**Text**:

Wien (OTS) - Der Senat 3 des Presserats beschäftigte sich mit dem
Artikel „Der ‚Journalist‘ als Nazi unterwegs“, erschienen in der
Zeitschrift „Der Österreichische Journalist“ vom 26.10.2015“.
Nach Ansicht des Senats verstößt der Artikel gegen Punkt 8
(Materialbeschaffung) des Ehrenkodex für die österreichische Presse.

In dem Artikel berichtet ein Journalist davon, dass er sieben Tage
lang als Hassposter auf Facebook aktiv gewesen sei, um über seine
Erfahrungen in dieser Zeit zu berichten und die Reaktionen von
Facebook zu testen.
Er habe mit falschem Namen einen Account eingerichtet und
Veranstaltungen erstellt wie „Benzinkanister an Syrer verteilen zur
Selbstanzündung!!“ oder „Til Schweiger aus einem Flugzeug über Syrien
abwerfen“, die er und seine Freundin dann mit ihren realen Profilen
gemeldet hätten. Facebook habe diese Veranstaltungen jedoch nicht
gelöscht. Des Weiteren habe er zu Artikeln über die Flüchtlingskrise
radikale Postings veröffentlicht und beispielsweise vorgeschlagen,
„Flüchtlinge, die bei Zalando bestellen und nicht bezahlen, zur
Abschreckung zu erschießen“. Zudem habe er „Heil Hitler“ und „Vergast
alle Flüchtlinge“ gepostet, ohne dass es eine negative Reaktion von
Facebook oder eine Sperre seines Accounts gegeben habe. Zu der mit
seinem realen Profil beanstandeten Veranstaltung des Fake-Profils
habe er von Facebook sogar die Antwort bekommen, dass diese gemeldete
Veranstaltung geprüft und festgestellt worden sei, „dass sie nicht
gegen unsere Gemeinschaftsstandards“ verstoße. Ein von dem
Fake-Profil gemeldeter Porno sei hingegen innerhalb weniger Stunden
gelöscht worden.

Eine Leserin kritisiert, dass es journalistisch unverantwortlich sei,
dass ein Journalist „sieben Tage lang im Netz als rechter Hetzer
unterwegs“ gewesen sei.

**Aufgelistete Zeilen**:
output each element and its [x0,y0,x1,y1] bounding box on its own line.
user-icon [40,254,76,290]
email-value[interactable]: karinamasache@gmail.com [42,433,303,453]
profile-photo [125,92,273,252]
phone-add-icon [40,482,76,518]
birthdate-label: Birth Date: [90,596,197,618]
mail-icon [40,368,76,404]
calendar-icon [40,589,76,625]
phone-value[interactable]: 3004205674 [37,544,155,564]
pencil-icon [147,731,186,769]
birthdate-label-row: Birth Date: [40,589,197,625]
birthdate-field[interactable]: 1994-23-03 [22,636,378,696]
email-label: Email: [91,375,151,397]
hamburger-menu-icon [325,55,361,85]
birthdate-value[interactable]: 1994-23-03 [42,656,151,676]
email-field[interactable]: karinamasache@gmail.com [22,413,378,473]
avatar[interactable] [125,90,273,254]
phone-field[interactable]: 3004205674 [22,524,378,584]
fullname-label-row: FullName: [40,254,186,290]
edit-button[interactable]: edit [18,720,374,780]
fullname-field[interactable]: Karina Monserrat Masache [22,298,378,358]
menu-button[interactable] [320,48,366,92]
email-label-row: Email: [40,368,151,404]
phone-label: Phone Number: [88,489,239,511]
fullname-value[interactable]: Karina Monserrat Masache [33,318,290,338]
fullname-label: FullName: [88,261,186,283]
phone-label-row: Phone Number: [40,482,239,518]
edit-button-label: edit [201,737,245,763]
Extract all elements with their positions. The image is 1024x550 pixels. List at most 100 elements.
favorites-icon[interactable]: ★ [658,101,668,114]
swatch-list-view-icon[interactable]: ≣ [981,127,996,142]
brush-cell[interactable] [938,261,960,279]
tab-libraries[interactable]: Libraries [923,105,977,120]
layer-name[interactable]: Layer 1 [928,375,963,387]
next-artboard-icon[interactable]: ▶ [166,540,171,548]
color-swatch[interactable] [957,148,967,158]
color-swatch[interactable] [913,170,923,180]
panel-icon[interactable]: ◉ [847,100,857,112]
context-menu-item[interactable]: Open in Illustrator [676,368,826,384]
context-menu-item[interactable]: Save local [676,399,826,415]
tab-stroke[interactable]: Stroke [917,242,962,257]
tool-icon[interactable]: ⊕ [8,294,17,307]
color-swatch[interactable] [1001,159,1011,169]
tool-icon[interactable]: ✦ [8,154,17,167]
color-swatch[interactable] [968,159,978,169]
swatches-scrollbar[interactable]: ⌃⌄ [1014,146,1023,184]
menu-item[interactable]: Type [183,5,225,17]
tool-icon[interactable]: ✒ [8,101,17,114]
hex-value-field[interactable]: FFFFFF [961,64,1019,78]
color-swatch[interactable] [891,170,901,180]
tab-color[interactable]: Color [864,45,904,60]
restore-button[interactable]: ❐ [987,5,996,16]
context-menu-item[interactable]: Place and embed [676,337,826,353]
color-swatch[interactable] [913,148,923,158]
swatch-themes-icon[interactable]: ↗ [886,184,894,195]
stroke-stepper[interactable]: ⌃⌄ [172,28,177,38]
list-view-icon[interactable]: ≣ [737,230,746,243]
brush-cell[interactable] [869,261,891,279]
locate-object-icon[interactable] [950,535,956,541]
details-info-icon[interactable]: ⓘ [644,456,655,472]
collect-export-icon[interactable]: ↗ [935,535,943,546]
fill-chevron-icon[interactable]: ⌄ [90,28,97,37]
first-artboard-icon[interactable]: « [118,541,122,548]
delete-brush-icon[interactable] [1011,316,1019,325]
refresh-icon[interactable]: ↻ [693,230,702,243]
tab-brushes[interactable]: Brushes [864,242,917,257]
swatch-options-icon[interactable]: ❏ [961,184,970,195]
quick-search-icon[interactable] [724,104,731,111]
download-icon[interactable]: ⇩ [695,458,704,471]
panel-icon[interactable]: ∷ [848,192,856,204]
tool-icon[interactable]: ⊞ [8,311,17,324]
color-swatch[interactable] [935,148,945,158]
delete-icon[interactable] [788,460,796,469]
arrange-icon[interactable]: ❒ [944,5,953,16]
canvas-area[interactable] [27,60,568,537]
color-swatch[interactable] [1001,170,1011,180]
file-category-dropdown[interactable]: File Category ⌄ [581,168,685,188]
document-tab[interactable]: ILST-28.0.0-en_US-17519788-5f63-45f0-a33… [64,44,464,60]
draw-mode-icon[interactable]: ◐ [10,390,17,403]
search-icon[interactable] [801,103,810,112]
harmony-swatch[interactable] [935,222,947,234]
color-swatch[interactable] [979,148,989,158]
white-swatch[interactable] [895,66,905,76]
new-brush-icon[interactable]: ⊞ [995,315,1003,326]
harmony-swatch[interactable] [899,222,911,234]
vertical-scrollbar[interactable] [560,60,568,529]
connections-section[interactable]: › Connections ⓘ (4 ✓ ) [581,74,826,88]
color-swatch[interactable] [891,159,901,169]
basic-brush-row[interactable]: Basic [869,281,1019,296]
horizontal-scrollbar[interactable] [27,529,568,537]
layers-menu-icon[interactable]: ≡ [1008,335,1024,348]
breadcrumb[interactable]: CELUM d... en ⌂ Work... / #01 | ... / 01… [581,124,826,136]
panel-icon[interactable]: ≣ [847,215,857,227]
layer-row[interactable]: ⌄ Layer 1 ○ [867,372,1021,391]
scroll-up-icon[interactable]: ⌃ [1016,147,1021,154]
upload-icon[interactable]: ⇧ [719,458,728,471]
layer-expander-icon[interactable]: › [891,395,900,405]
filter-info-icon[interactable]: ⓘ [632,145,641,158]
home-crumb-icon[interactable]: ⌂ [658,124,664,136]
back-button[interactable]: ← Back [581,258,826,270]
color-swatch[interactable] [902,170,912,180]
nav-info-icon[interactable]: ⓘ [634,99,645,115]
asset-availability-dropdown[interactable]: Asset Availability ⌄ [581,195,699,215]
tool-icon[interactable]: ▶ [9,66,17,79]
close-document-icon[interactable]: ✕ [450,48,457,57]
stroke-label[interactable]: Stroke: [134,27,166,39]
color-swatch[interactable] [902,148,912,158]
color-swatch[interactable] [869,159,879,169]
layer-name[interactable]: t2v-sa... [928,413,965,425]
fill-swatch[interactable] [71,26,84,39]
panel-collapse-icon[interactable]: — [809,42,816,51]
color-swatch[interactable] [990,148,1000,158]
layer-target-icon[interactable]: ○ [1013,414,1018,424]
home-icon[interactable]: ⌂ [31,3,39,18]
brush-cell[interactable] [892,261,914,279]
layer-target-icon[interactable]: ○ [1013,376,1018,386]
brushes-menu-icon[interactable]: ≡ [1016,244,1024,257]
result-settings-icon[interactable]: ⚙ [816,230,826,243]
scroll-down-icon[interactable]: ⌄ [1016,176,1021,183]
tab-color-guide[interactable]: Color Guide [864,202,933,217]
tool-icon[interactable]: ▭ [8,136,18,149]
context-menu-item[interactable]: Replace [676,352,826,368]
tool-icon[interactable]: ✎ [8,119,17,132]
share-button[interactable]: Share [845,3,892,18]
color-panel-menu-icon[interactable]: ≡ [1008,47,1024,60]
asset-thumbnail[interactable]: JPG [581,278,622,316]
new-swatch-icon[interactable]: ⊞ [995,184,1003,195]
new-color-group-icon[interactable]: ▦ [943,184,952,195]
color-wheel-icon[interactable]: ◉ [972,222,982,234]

**Worum es geht**: Wie geht der Text über den Facebook-Selbstversuch des Journalisten und die Entscheidung des Presserats weiter? Greifen Sie ihn nach dem letzten Satz auf und schreiben Sie ihn fort.

**Schriftliche Antwort**:
Der Chefredakteur des betroffenen Mediums hat dem Presserat gegenüber
erklärt, dass es aus seiner Sicht notwendig gewesen sei, einen
Fake-Account anzulegen, weil der Journalist nur dadurch feststellen
hätte können, wie schnell Facebook reagiere und auf welche Weise der
Poster über die Löschung informiert werde. Dazu sei es aber nicht
gekommen, weil Facebook die Kommentare nicht gelöscht habe. Dem
Journalisten sei bekannt gewesen, dass bereits mehrfach über dieses
Thema berichtete wurde, dieser habe aber eine eigenständig
recherchierte Geschichte bringen wollen.

Der Senat ist der Auffassung, dass die verdeckte Recherche in diesem
Fall nicht gerechtfertigt ist und unlautere Methoden angewandt
wurden. Aufforderungen zum Mord wie „Til Schweiger aus einem Flugzeug
über Syrien abwerfen“ bewertet der Senat als unzulässig.
Die verdeckte Recherche ist hier nach Auffassung des Senats nicht
durch öffentliche Interessen getragen.
Auf der einen Seite ist die Problematik, dass Facebook Hasspostings,
wenn überhaupt, nur sehr zögerlich löscht, bereits seit Längerem
bekannt, sodass durch die verdeckte Recherche keine neuen
Informationen gewonnen wurden. Auf der anderen Seite erachtet der
Senat die veröffentlichten Postings, wie den Aufruf zum Mord oder die
Hetze gegen gewisse Personengruppen, aber auch als unverhältnismäßig.
Beim Einsatz verdeckter Recherchemethoden ist deren
Verhältnismäßigkeit stets genau zu prüfen. Der Schaden, den diese
Postings bewirken können, wiegt nach Meinung des Senats ungleich
schwerer als der Erkenntnisgewinn der Leser aus dem Artikel.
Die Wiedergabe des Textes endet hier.